--- Your instructions ---
Quote everything from the first of the lines below down to and including the line that contains "section-title: Utility Service", character for character.

--- Information provided ---
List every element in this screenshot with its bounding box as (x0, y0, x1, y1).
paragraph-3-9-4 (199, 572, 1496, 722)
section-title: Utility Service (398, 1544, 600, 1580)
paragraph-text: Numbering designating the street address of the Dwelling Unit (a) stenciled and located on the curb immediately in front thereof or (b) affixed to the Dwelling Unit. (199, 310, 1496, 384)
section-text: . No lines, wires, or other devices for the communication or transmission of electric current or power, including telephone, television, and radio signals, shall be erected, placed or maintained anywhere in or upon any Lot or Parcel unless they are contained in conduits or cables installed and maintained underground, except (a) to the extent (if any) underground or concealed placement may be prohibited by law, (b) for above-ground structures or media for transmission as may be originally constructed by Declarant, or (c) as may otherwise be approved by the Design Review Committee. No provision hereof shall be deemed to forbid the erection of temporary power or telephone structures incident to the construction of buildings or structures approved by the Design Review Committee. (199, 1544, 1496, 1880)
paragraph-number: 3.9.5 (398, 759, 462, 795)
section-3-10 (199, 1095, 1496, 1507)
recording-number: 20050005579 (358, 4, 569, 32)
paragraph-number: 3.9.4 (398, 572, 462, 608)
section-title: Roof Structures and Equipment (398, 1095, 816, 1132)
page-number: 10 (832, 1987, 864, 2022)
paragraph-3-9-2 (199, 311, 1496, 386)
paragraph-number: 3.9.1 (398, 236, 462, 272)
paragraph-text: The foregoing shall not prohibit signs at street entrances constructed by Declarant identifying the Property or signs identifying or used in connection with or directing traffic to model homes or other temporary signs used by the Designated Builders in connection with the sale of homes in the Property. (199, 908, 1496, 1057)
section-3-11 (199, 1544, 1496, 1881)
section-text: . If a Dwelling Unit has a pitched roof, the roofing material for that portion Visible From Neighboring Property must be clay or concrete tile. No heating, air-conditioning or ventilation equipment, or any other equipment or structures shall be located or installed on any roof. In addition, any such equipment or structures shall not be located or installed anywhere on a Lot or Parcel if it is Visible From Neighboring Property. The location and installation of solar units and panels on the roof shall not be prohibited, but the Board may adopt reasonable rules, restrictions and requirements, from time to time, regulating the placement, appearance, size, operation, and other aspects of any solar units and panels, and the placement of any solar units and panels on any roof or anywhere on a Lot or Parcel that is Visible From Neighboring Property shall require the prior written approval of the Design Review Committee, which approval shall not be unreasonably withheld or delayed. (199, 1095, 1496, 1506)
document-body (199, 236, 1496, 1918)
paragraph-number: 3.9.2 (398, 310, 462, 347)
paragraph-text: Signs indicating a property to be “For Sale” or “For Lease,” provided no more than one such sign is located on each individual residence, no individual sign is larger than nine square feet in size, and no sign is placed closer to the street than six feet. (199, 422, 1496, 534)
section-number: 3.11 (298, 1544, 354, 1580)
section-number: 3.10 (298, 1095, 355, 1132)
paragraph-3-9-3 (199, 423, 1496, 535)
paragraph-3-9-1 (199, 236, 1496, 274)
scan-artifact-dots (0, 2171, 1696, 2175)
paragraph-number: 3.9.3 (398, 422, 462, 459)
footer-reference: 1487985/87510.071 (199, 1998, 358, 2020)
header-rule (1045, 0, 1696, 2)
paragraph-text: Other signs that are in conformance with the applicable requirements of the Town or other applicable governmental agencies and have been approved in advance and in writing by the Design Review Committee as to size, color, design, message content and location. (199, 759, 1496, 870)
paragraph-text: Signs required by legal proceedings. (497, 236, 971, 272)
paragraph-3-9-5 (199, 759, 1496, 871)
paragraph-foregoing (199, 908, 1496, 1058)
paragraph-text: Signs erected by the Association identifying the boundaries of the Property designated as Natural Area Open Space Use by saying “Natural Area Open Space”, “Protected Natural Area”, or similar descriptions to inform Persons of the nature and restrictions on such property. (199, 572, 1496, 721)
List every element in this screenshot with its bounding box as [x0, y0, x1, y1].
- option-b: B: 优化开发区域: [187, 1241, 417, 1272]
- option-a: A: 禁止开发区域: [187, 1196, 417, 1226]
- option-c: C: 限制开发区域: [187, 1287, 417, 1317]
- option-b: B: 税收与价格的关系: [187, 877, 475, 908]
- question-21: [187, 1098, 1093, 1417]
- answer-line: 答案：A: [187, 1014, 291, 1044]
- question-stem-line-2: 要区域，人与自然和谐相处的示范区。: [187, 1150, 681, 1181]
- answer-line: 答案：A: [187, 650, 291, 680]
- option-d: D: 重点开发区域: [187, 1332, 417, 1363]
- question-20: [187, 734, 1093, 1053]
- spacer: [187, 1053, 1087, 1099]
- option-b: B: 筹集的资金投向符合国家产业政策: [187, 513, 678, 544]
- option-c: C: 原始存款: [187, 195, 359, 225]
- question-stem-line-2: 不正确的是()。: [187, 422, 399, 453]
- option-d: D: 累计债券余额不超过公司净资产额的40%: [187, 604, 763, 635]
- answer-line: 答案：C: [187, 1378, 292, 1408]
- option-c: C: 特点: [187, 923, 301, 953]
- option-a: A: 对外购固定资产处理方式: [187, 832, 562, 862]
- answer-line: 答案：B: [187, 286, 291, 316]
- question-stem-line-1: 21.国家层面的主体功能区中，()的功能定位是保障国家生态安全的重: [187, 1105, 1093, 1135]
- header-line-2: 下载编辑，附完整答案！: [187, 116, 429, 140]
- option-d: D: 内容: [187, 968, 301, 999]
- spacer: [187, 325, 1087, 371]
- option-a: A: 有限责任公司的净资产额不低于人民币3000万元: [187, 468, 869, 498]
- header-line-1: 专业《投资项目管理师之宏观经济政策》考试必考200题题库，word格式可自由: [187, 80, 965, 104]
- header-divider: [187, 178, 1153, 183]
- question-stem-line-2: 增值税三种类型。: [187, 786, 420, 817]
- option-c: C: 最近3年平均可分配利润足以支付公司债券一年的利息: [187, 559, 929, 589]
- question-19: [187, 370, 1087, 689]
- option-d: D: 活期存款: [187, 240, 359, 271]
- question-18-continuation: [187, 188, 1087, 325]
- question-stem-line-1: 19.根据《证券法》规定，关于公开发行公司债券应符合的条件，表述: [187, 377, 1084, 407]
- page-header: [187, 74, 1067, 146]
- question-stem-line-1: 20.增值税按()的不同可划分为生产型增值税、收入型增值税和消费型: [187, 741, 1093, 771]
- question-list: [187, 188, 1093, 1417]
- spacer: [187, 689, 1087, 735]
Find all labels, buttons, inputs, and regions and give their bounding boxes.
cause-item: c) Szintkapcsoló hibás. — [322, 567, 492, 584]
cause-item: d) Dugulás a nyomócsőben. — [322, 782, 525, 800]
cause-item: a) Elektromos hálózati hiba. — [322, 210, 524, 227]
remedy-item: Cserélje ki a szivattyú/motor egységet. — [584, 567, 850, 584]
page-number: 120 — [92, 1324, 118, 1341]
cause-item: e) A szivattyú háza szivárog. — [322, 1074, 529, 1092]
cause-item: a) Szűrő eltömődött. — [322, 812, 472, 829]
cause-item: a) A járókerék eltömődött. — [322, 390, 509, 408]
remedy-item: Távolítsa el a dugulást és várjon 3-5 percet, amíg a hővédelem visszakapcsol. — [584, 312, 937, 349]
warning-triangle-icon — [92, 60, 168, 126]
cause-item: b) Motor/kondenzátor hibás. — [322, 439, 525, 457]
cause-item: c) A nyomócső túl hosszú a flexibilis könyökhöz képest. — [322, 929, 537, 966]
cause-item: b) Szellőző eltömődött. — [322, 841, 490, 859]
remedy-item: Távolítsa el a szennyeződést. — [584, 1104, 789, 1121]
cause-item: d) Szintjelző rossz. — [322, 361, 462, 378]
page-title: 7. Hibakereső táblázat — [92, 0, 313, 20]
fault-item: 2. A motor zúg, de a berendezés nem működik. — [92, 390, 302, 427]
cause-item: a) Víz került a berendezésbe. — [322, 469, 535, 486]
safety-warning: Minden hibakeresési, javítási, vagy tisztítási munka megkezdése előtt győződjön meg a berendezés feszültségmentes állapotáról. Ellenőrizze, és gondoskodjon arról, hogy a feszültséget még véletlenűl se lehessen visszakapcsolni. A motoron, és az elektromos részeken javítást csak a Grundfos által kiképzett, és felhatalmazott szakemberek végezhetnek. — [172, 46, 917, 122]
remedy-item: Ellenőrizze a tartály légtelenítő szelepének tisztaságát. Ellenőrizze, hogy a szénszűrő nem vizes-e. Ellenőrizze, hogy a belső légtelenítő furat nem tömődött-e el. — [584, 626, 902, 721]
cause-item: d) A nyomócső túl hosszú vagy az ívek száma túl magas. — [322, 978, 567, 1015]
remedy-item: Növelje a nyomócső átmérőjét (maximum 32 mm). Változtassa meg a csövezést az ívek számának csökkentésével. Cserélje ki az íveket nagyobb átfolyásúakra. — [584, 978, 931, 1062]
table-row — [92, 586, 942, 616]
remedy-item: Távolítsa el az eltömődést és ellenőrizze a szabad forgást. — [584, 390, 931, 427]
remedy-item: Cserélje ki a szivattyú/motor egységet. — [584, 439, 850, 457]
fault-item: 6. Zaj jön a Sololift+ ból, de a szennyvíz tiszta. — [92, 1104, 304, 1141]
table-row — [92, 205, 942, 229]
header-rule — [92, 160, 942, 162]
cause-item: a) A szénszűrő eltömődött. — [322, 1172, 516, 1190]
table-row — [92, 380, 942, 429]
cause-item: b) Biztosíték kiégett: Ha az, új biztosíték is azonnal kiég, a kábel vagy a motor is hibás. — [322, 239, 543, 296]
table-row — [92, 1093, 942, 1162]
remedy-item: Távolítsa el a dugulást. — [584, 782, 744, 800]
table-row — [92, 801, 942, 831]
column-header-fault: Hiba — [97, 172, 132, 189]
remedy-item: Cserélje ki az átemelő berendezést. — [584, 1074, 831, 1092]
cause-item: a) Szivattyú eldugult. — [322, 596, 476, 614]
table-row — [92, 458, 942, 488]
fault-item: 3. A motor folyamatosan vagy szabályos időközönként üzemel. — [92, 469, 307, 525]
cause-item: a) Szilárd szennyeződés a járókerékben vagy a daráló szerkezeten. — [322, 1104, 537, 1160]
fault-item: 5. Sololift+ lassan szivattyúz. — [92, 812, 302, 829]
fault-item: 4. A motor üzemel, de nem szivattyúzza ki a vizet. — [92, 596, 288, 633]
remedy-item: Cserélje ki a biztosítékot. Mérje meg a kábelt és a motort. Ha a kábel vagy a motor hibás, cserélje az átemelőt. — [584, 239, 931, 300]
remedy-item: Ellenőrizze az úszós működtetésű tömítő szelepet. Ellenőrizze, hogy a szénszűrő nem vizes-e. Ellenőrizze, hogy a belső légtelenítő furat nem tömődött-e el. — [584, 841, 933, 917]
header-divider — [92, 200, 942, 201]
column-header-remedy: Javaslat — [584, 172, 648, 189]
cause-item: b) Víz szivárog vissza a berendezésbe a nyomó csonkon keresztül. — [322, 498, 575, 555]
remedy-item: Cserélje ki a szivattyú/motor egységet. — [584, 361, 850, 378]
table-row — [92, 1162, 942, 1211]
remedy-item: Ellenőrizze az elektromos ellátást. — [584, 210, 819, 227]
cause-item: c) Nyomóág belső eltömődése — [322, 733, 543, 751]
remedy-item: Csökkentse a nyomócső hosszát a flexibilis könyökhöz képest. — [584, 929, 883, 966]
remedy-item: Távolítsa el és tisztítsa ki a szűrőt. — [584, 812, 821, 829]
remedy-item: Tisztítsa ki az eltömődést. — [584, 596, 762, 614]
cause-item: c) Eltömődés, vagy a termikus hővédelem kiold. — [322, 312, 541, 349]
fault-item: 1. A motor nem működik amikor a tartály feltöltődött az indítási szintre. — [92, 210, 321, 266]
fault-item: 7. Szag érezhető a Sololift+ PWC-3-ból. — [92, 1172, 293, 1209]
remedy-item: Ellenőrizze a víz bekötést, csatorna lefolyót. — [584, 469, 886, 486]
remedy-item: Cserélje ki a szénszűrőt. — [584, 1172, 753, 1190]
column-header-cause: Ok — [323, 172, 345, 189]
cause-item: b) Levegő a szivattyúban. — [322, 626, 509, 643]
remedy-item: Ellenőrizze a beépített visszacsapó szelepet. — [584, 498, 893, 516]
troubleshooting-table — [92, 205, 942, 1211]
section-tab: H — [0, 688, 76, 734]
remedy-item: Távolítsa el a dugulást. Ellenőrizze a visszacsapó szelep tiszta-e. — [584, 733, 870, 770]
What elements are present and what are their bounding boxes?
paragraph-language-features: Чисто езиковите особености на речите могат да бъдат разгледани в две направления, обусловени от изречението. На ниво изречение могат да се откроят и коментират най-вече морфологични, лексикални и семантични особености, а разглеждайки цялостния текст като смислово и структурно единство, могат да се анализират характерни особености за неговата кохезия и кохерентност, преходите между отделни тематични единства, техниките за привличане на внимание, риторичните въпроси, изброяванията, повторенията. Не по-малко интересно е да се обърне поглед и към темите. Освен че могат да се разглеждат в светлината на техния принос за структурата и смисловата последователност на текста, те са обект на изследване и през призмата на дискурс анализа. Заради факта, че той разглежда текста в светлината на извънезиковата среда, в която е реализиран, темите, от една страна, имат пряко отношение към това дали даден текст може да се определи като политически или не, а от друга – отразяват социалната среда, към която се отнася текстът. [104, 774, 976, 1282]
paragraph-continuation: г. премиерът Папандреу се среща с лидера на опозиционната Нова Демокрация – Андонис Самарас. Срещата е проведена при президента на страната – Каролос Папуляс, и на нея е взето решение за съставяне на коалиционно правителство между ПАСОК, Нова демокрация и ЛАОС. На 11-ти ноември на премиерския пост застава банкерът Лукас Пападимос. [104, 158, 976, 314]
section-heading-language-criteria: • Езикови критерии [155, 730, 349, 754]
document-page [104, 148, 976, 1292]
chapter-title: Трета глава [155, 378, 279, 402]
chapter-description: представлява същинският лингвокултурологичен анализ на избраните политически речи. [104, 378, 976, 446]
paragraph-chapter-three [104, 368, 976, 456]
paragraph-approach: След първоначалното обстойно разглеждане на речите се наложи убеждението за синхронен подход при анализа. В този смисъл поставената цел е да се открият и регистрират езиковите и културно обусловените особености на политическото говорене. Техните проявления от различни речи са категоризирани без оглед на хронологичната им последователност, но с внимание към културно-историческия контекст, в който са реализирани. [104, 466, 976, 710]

--- Output for this exercise ---
List every element in this screenshot with its bounding box as (x0, y0, x1, y1).
paragraph-3-9-4 (199, 572, 1496, 722)
section-title: Utility Service (398, 1544, 600, 1580)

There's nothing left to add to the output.